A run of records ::
>>>
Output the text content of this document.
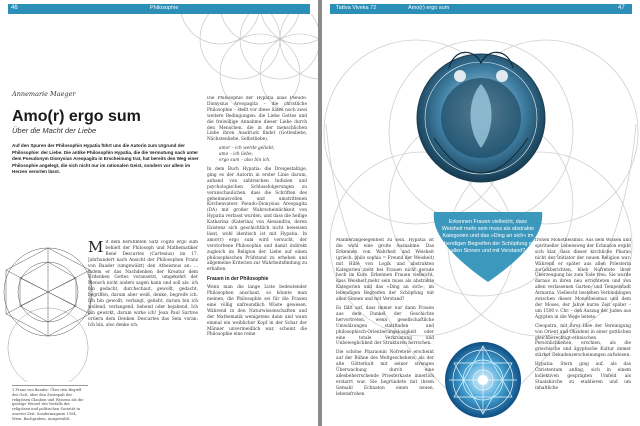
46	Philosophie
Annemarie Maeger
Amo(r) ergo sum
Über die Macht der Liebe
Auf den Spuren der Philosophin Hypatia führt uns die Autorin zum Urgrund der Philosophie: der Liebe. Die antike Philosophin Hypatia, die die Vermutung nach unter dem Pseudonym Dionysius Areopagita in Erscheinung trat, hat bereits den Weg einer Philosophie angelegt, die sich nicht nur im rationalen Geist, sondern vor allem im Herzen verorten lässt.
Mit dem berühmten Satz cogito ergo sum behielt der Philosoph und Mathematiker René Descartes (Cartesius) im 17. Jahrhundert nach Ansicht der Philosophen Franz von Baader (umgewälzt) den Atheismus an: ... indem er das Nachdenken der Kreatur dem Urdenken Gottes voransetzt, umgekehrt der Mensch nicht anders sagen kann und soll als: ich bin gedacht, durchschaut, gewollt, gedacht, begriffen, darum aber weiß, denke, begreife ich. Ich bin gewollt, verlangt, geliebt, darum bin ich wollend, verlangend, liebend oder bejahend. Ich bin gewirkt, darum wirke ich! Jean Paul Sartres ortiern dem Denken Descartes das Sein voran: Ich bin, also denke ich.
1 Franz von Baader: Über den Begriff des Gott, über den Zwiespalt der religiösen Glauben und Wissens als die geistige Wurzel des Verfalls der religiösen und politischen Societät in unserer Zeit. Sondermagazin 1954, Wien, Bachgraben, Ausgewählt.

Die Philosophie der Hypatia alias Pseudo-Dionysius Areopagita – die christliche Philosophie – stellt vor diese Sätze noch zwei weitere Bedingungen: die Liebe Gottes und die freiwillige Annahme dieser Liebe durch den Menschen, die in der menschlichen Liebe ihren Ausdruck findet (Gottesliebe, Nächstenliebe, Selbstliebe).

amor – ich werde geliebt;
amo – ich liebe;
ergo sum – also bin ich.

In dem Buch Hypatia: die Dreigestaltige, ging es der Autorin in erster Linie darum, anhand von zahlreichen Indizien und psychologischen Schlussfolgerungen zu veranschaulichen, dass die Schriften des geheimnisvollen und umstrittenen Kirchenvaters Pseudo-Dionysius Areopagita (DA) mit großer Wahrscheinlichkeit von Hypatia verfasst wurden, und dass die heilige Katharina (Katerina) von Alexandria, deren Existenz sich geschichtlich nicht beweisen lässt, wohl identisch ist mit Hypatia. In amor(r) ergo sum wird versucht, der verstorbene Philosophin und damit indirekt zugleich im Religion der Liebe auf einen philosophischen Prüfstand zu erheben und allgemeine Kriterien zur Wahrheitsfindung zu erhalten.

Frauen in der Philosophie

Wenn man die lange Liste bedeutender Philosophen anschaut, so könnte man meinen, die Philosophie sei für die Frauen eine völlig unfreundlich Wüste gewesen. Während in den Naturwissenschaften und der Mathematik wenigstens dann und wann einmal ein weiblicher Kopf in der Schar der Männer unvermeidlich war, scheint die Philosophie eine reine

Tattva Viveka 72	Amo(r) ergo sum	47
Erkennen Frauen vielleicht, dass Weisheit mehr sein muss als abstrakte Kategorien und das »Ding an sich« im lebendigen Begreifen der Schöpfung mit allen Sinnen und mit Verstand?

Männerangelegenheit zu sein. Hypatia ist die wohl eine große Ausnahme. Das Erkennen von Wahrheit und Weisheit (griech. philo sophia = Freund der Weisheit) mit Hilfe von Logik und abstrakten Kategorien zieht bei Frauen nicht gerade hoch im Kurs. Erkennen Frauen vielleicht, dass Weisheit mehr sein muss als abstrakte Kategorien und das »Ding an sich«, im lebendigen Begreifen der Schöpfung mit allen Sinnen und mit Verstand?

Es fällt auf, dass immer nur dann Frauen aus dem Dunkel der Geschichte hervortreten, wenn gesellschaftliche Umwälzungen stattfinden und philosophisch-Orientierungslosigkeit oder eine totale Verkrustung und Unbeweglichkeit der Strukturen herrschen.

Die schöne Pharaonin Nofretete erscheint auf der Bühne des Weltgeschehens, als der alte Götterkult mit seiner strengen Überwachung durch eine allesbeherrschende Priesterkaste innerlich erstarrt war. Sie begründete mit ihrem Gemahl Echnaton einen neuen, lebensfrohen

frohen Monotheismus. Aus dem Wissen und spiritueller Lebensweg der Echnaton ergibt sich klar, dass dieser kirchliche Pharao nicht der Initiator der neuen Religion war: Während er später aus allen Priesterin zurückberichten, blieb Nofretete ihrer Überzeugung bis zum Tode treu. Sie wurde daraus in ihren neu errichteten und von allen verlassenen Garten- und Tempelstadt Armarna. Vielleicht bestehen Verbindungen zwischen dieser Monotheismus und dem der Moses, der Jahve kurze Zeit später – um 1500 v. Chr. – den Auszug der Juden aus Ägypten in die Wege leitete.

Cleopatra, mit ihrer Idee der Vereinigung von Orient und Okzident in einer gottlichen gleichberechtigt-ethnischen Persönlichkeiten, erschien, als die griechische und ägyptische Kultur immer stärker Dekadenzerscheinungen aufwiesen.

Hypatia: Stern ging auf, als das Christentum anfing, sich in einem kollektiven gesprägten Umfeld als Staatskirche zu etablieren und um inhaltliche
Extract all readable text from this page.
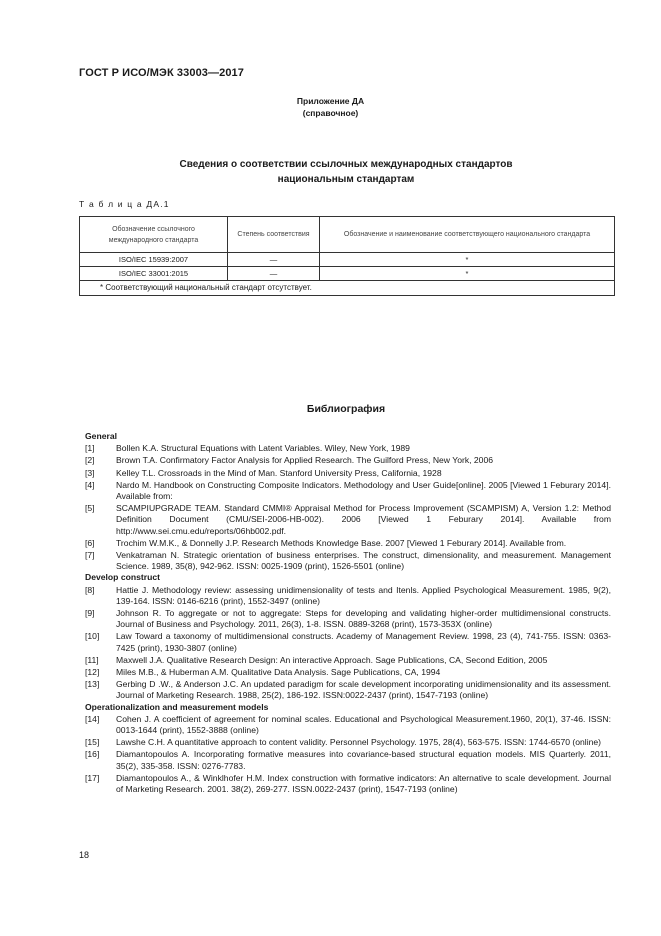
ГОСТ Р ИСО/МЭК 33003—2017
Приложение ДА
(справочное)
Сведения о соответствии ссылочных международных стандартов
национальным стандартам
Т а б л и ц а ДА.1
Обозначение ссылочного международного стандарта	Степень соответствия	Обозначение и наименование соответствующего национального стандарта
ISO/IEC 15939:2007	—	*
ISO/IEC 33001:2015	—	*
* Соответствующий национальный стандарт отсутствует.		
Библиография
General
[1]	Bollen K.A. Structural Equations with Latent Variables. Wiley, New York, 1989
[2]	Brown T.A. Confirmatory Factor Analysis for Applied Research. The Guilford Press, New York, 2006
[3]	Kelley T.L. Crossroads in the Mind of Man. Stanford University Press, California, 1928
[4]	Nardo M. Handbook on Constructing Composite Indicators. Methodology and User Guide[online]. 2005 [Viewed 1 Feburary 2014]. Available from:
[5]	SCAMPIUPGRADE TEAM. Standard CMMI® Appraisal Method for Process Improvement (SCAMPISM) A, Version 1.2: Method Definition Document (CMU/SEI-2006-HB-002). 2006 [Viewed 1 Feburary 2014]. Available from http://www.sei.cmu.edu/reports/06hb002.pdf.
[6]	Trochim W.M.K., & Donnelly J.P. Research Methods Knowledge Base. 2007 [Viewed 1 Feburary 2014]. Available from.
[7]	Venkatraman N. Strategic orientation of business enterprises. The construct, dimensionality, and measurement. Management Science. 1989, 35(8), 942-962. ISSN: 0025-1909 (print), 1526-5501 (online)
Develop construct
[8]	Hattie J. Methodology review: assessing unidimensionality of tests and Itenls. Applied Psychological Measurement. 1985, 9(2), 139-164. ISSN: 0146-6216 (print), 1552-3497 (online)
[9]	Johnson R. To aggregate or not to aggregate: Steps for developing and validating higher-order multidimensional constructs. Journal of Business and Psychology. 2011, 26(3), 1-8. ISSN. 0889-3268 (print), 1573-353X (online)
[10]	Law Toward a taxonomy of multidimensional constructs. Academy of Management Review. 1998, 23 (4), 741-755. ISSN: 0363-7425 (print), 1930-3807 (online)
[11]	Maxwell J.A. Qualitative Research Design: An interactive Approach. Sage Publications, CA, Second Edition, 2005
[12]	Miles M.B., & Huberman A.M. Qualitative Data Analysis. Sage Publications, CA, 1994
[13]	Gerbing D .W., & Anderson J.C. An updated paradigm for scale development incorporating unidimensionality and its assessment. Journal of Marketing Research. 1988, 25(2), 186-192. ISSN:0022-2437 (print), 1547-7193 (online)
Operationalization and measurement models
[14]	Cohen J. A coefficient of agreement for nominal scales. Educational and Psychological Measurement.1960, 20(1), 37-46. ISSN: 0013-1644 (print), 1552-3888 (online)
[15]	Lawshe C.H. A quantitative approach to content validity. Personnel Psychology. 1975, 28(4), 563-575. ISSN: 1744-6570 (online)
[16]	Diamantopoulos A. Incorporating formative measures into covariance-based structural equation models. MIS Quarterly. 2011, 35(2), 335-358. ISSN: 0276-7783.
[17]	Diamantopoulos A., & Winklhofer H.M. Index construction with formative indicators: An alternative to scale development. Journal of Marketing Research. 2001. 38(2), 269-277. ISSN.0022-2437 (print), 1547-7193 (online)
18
<<<
Within the listing above, copy each line that has the string "amor".

Complete response ::
amor – ich werde geliebt;
In dem Buch Hypatia: die Dreigestaltige, ging es der Autorin in erster Linie darum, anhand von zahlreichen Indizien und psychologischen Schlussfolgerungen zu veranschaulichen, dass die Schriften des geheimnisvollen und umstrittenen Kirchenvaters Pseudo-Dionysius Areopagita (DA) mit großer Wahrscheinlichkeit von Hypatia verfasst wurden, und dass die heilige Katharina (Katerina) von Alexandria, deren Existenz sich geschichtlich nicht beweisen lässt, wohl identisch ist mit Hypatia. In amor(r) ergo sum wird versucht, der verstorbene Philosophin und damit indirekt zugleich im Religion der Liebe auf einen philosophischen Prüfstand zu erheben und allgemeine Kriterien zur Wahrheitsfindung zu erhalten.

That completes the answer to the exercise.